## DATASET ENTRIES:
------

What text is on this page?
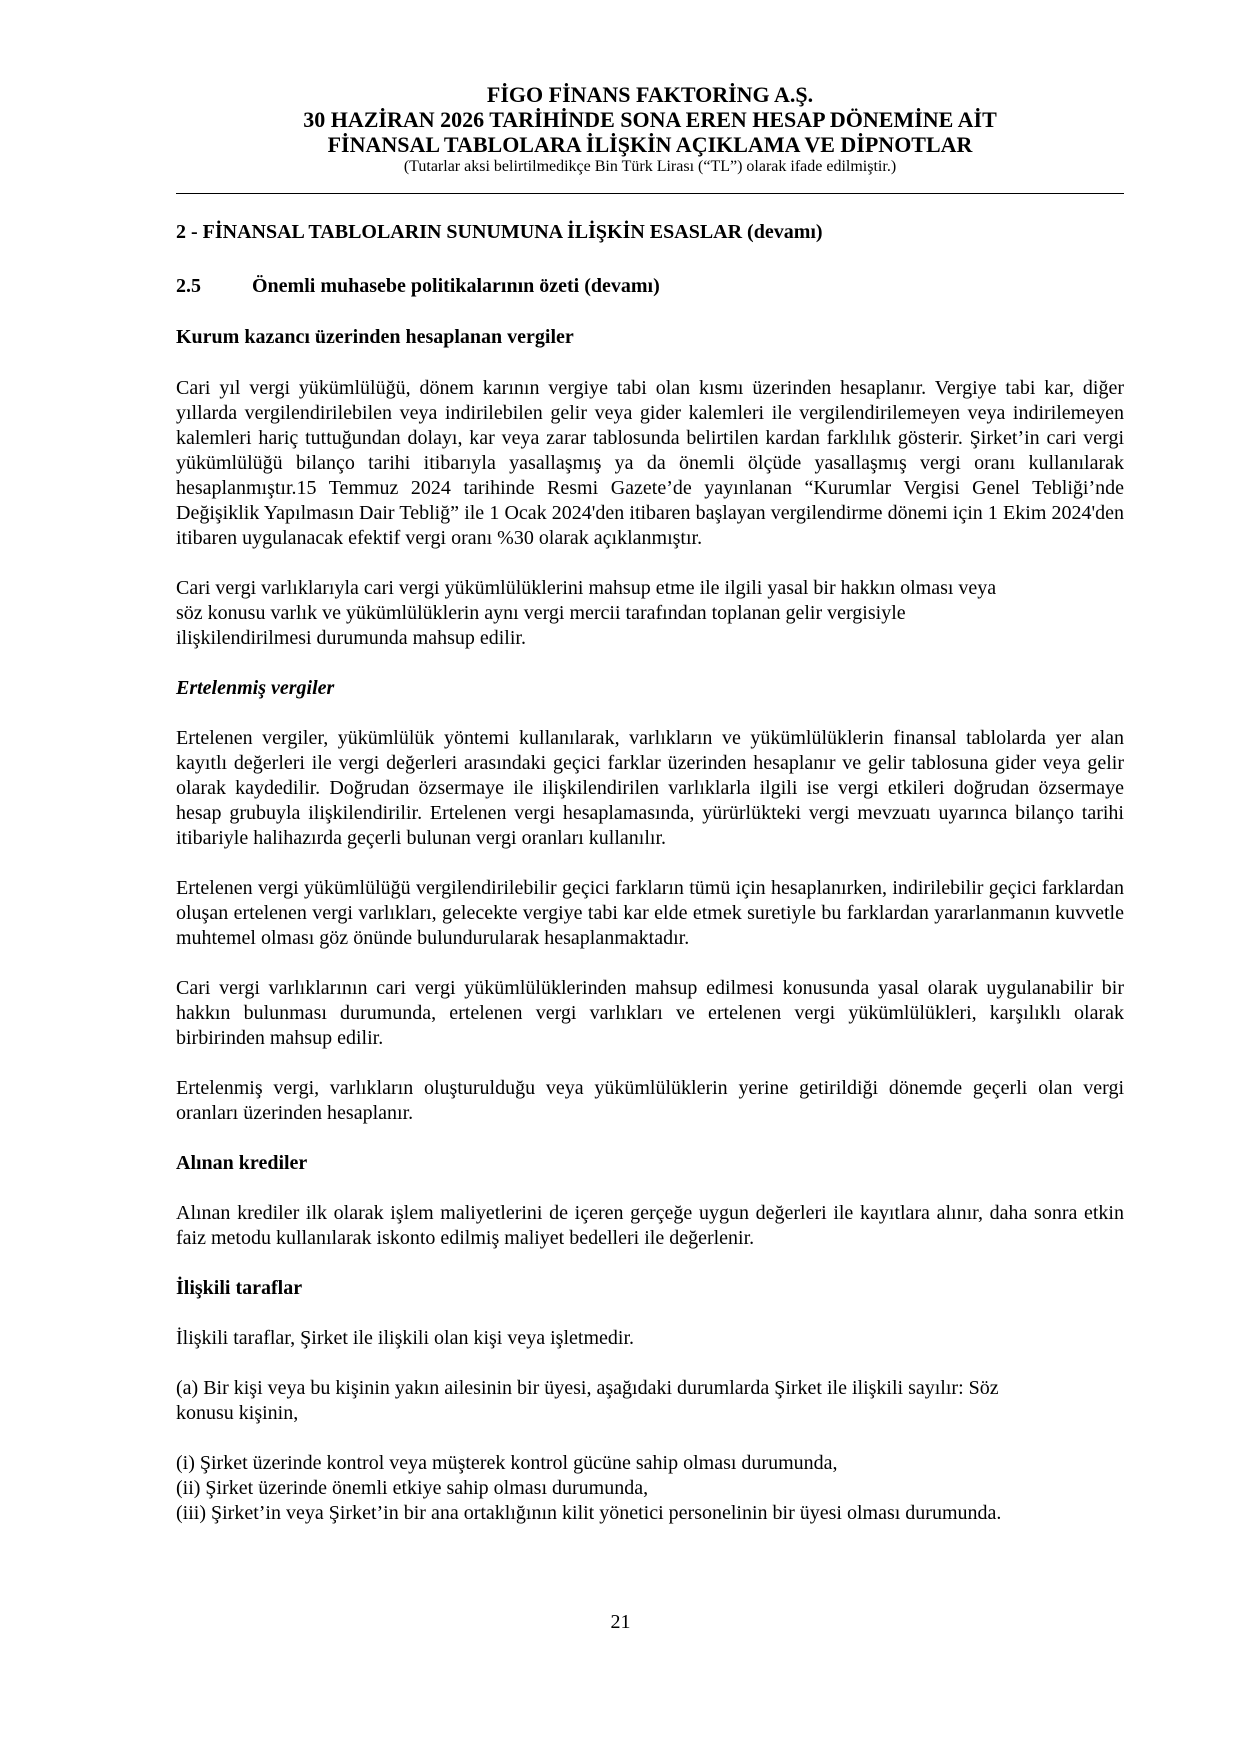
FİGO FİNANS FAKTORİNG A.Ş.
30 HAZİRAN 2026 TARİHİNDE SONA EREN HESAP DÖNEMİNE AİT
FİNANSAL TABLOLARA İLİŞKİN AÇIKLAMA VE DİPNOTLAR
(Tutarlar aksi belirtilmedikçe Bin Türk Lirası (“TL”) olarak ifade edilmiştir.)

2 - FİNANSAL TABLOLARIN SUNUMUNA İLİŞKİN ESASLAR (devamı)

2.5	Önemli muhasebe politikalarının özeti (devamı)

Kurum kazancı üzerinden hesaplanan vergiler

Cari yıl vergi yükümlülüğü, dönem karının vergiye tabi olan kısmı üzerinden hesaplanır. Vergiye tabi kar, diğer yıllarda vergilendirilebilen veya indirilebilen gelir veya gider kalemleri ile vergilendirilemeyen veya indirilemeyen kalemleri hariç tuttuğundan dolayı, kar veya zarar tablosunda belirtilen kardan farklılık gösterir. Şirket’in cari vergi yükümlülüğü bilanço tarihi itibarıyla yasallaşmış ya da önemli ölçüde yasallaşmış vergi oranı kullanılarak hesaplanmıştır.15 Temmuz 2024 tarihinde Resmi Gazete’de yayınlanan “Kurumlar Vergisi Genel Tebliği’nde Değişiklik Yapılmasın Dair Tebliğ” ile 1 Ocak 2024'den itibaren başlayan vergilendirme dönemi için 1 Ekim 2024'den itibaren uygulanacak efektif vergi oranı %30 olarak açıklanmıştır.

Cari vergi varlıklarıyla cari vergi yükümlülüklerini mahsup etme ile ilgili yasal bir hakkın olması veya
söz konusu varlık ve yükümlülüklerin aynı vergi mercii tarafından toplanan gelir vergisiyle
ilişkilendirilmesi durumunda mahsup edilir.

Ertelenmiş vergiler

Ertelenen vergiler, yükümlülük yöntemi kullanılarak, varlıkların ve yükümlülüklerin finansal tablolarda yer alan kayıtlı değerleri ile vergi değerleri arasındaki geçici farklar üzerinden hesaplanır ve gelir tablosuna gider veya gelir olarak kaydedilir. Doğrudan özsermaye ile ilişkilendirilen varlıklarla ilgili ise vergi etkileri doğrudan özsermaye hesap grubuyla ilişkilendirilir. Ertelenen vergi hesaplamasında, yürürlükteki vergi mevzuatı uyarınca bilanço tarihi itibariyle halihazırda geçerli bulunan vergi oranları kullanılır.

Ertelenen vergi yükümlülüğü vergilendirilebilir geçici farkların tümü için hesaplanırken, indirilebilir geçici farklardan oluşan ertelenen vergi varlıkları, gelecekte vergiye tabi kar elde etmek suretiyle bu farklardan yararlanmanın kuvvetle muhtemel olması göz önünde bulundurularak hesaplanmaktadır.

Cari vergi varlıklarının cari vergi yükümlülüklerinden mahsup edilmesi konusunda yasal olarak uygulanabilir bir hakkın bulunması durumunda, ertelenen vergi varlıkları ve ertelenen vergi yükümlülükleri, karşılıklı olarak birbirinden mahsup edilir.

Ertelenmiş vergi, varlıkların oluşturulduğu veya yükümlülüklerin yerine getirildiği dönemde geçerli olan vergi oranları üzerinden hesaplanır.

Alınan krediler

Alınan krediler ilk olarak işlem maliyetlerini de içeren gerçeğe uygun değerleri ile kayıtlara alınır, daha sonra etkin faiz metodu kullanılarak iskonto edilmiş maliyet bedelleri ile değerlenir.

İlişkili taraflar

İlişkili taraflar, Şirket ile ilişkili olan kişi veya işletmedir.

(a) Bir kişi veya bu kişinin yakın ailesinin bir üyesi, aşağıdaki durumlarda Şirket ile ilişkili sayılır: Söz
konusu kişinin,
(i) Şirket üzerinde kontrol veya müşterek kontrol gücüne sahip olması durumunda,
(ii) Şirket üzerinde önemli etkiye sahip olması durumunda,
(iii) Şirket’in veya Şirket’in bir ana ortaklığının kilit yönetici personelinin bir üyesi olması durumunda.
21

------

## SET EXERCISE:
Quote the preceding listing precisely and completely, omitting its images.

## RESULT OF THIS EXERCISE:
What text is on this page?
FİGO FİNANS FAKTORİNG A.Ş.
30 HAZİRAN 2026 TARİHİNDE SONA EREN HESAP DÖNEMİNE AİT
FİNANSAL TABLOLARA İLİŞKİN AÇIKLAMA VE DİPNOTLAR
(Tutarlar aksi belirtilmedikçe Bin Türk Lirası (“TL”) olarak ifade edilmiştir.)

2 - FİNANSAL TABLOLARIN SUNUMUNA İLİŞKİN ESASLAR (devamı)

2.5	Önemli muhasebe politikalarının özeti (devamı)

Kurum kazancı üzerinden hesaplanan vergiler

Cari yıl vergi yükümlülüğü, dönem karının vergiye tabi olan kısmı üzerinden hesaplanır. Vergiye tabi kar, diğer yıllarda vergilendirilebilen veya indirilebilen gelir veya gider kalemleri ile vergilendirilemeyen veya indirilemeyen kalemleri hariç tuttuğundan dolayı, kar veya zarar tablosunda belirtilen kardan farklılık gösterir. Şirket’in cari vergi yükümlülüğü bilanço tarihi itibarıyla yasallaşmış ya da önemli ölçüde yasallaşmış vergi oranı kullanılarak hesaplanmıştır.15 Temmuz 2024 tarihinde Resmi Gazete’de yayınlanan “Kurumlar Vergisi Genel Tebliği’nde Değişiklik Yapılmasın Dair Tebliğ” ile 1 Ocak 2024'den itibaren başlayan vergilendirme dönemi için 1 Ekim 2024'den itibaren uygulanacak efektif vergi oranı %30 olarak açıklanmıştır.

Cari vergi varlıklarıyla cari vergi yükümlülüklerini mahsup etme ile ilgili yasal bir hakkın olması veya
söz konusu varlık ve yükümlülüklerin aynı vergi mercii tarafından toplanan gelir vergisiyle
ilişkilendirilmesi durumunda mahsup edilir.

Ertelenmiş vergiler

Ertelenen vergiler, yükümlülük yöntemi kullanılarak, varlıkların ve yükümlülüklerin finansal tablolarda yer alan kayıtlı değerleri ile vergi değerleri arasındaki geçici farklar üzerinden hesaplanır ve gelir tablosuna gider veya gelir olarak kaydedilir. Doğrudan özsermaye ile ilişkilendirilen varlıklarla ilgili ise vergi etkileri doğrudan özsermaye hesap grubuyla ilişkilendirilir. Ertelenen vergi hesaplamasında, yürürlükteki vergi mevzuatı uyarınca bilanço tarihi itibariyle halihazırda geçerli bulunan vergi oranları kullanılır.

Ertelenen vergi yükümlülüğü vergilendirilebilir geçici farkların tümü için hesaplanırken, indirilebilir geçici farklardan oluşan ertelenen vergi varlıkları, gelecekte vergiye tabi kar elde etmek suretiyle bu farklardan yararlanmanın kuvvetle muhtemel olması göz önünde bulundurularak hesaplanmaktadır.

Cari vergi varlıklarının cari vergi yükümlülüklerinden mahsup edilmesi konusunda yasal olarak uygulanabilir bir hakkın bulunması durumunda, ertelenen vergi varlıkları ve ertelenen vergi yükümlülükleri, karşılıklı olarak birbirinden mahsup edilir.

Ertelenmiş vergi, varlıkların oluşturulduğu veya yükümlülüklerin yerine getirildiği dönemde geçerli olan vergi oranları üzerinden hesaplanır.

Alınan krediler

Alınan krediler ilk olarak işlem maliyetlerini de içeren gerçeğe uygun değerleri ile kayıtlara alınır, daha sonra etkin faiz metodu kullanılarak iskonto edilmiş maliyet bedelleri ile değerlenir.

İlişkili taraflar

İlişkili taraflar, Şirket ile ilişkili olan kişi veya işletmedir.

(a) Bir kişi veya bu kişinin yakın ailesinin bir üyesi, aşağıdaki durumlarda Şirket ile ilişkili sayılır: Söz
konusu kişinin,
(i) Şirket üzerinde kontrol veya müşterek kontrol gücüne sahip olması durumunda,
(ii) Şirket üzerinde önemli etkiye sahip olması durumunda,
(iii) Şirket’in veya Şirket’in bir ana ortaklığının kilit yönetici personelinin bir üyesi olması durumunda.
21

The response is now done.